Problem requirements:
Quote the data below in full, please, without altering anything.

Source records:
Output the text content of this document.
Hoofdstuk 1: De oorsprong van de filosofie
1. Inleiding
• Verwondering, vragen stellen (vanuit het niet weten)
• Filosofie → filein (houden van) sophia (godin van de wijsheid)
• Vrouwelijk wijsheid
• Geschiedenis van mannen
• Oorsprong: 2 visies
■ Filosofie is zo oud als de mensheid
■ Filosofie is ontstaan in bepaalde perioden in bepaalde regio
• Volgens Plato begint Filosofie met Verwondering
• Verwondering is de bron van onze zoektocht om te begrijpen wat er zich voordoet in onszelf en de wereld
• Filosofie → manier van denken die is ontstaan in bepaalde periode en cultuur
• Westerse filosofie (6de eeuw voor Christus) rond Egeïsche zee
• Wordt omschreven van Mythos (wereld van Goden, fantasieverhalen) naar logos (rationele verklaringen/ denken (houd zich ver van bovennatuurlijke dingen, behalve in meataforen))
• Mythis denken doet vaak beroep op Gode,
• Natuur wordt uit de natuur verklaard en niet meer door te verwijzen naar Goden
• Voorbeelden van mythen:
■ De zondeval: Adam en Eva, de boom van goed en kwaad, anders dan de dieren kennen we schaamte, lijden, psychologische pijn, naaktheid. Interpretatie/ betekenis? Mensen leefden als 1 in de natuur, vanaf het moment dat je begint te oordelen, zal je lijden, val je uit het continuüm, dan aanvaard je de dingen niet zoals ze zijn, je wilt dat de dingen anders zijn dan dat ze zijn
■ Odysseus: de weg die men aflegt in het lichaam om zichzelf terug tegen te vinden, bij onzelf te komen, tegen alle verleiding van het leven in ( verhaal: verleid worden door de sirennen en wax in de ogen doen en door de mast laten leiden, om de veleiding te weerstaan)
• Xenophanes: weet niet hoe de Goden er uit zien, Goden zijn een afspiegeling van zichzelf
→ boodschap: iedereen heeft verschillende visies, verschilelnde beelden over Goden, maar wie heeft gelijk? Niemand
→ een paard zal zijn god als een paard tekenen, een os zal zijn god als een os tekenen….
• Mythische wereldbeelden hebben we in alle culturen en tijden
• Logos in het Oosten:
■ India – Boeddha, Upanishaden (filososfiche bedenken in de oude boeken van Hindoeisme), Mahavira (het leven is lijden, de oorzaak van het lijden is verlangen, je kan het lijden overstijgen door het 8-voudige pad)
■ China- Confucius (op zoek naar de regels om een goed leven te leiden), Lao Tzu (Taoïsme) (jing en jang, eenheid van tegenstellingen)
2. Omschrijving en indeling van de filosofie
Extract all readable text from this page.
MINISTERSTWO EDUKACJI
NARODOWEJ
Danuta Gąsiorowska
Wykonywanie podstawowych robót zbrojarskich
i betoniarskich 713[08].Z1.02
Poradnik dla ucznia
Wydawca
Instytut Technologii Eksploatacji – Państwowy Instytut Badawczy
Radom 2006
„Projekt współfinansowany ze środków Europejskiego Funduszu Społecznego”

Written answer:
Output the text content of this document.
Hoofdstuk 1: De oorsprong van de filosofie
1. Inleiding
• Verwondering, vragen stellen (vanuit het niet weten)
• Filosofie → filein (houden van) sophia (godin van de wijsheid)
• Vrouwelijk wijsheid
• Geschiedenis van mannen
• Oorsprong: 2 visies
■ Filosofie is zo oud als de mensheid
■ Filosofie is ontstaan in bepaalde perioden in bepaalde regio
• Volgens Plato begint Filosofie met Verwondering
• Verwondering is de bron van onze zoektocht om te begrijpen wat er zich voordoet in onszelf en de wereld
• Filosofie → manier van denken die is ontstaan in bepaalde periode en cultuur
• Westerse filosofie (6de eeuw voor Christus) rond Egeïsche zee
• Wordt omschreven van Mythos (wereld van Goden, fantasieverhalen) naar logos (rationele verklaringen/ denken (houd zich ver van bovennatuurlijke dingen, behalve in meataforen))
• Mythis denken doet vaak beroep op Gode,
• Natuur wordt uit de natuur verklaard en niet meer door te verwijzen naar Goden
• Voorbeelden van mythen:
■ De zondeval: Adam en Eva, de boom van goed en kwaad, anders dan de dieren kennen we schaamte, lijden, psychologische pijn, naaktheid. Interpretatie/ betekenis? Mensen leefden als 1 in de natuur, vanaf het moment dat je begint te oordelen, zal je lijden, val je uit het continuüm, dan aanvaard je de dingen niet zoals ze zijn, je wilt dat de dingen anders zijn dan dat ze zijn
■ Odysseus: de weg die men aflegt in het lichaam om zichzelf terug tegen te vinden, bij onzelf te komen, tegen alle verleiding van het leven in ( verhaal: verleid worden door de sirennen en wax in de ogen doen en door de mast laten leiden, om de veleiding te weerstaan)
• Xenophanes: weet niet hoe de Goden er uit zien, Goden zijn een afspiegeling van zichzelf
→ boodschap: iedereen heeft verschillende visies, verschilelnde beelden over Goden, maar wie heeft gelijk? Niemand
→ een paard zal zijn god als een paard tekenen, een os zal zijn god als een os tekenen….
• Mythische wereldbeelden hebben we in alle culturen en tijden
• Logos in het Oosten:
■ India – Boeddha, Upanishaden (filososfiche bedenken in de oude boeken van Hindoeisme), Mahavira (het leven is lijden, de oorzaak van het lijden is verlangen, je kan het lijden overstijgen door het 8-voudige pad)
■ China- Confucius (op zoek naar de regels om een goed leven te leiden), Lao Tzu (Taoïsme) (jing en jang, eenheid van tegenstellingen)
2. Omschrijving en indeling van de filosofie
Extract all readable text from this page.
MINISTERSTWO EDUKACJI
NARODOWEJ
Danuta Gąsiorowska
Wykonywanie podstawowych robót zbrojarskich
i betoniarskich 713[08].Z1.02
Poradnik dla ucznia
Wydawca
Instytut Technologii Eksploatacji – Państwowy Instytut Badawczy
Radom 2006
„Projekt współfinansowany ze środków Europejskiego Funduszu Społecznego”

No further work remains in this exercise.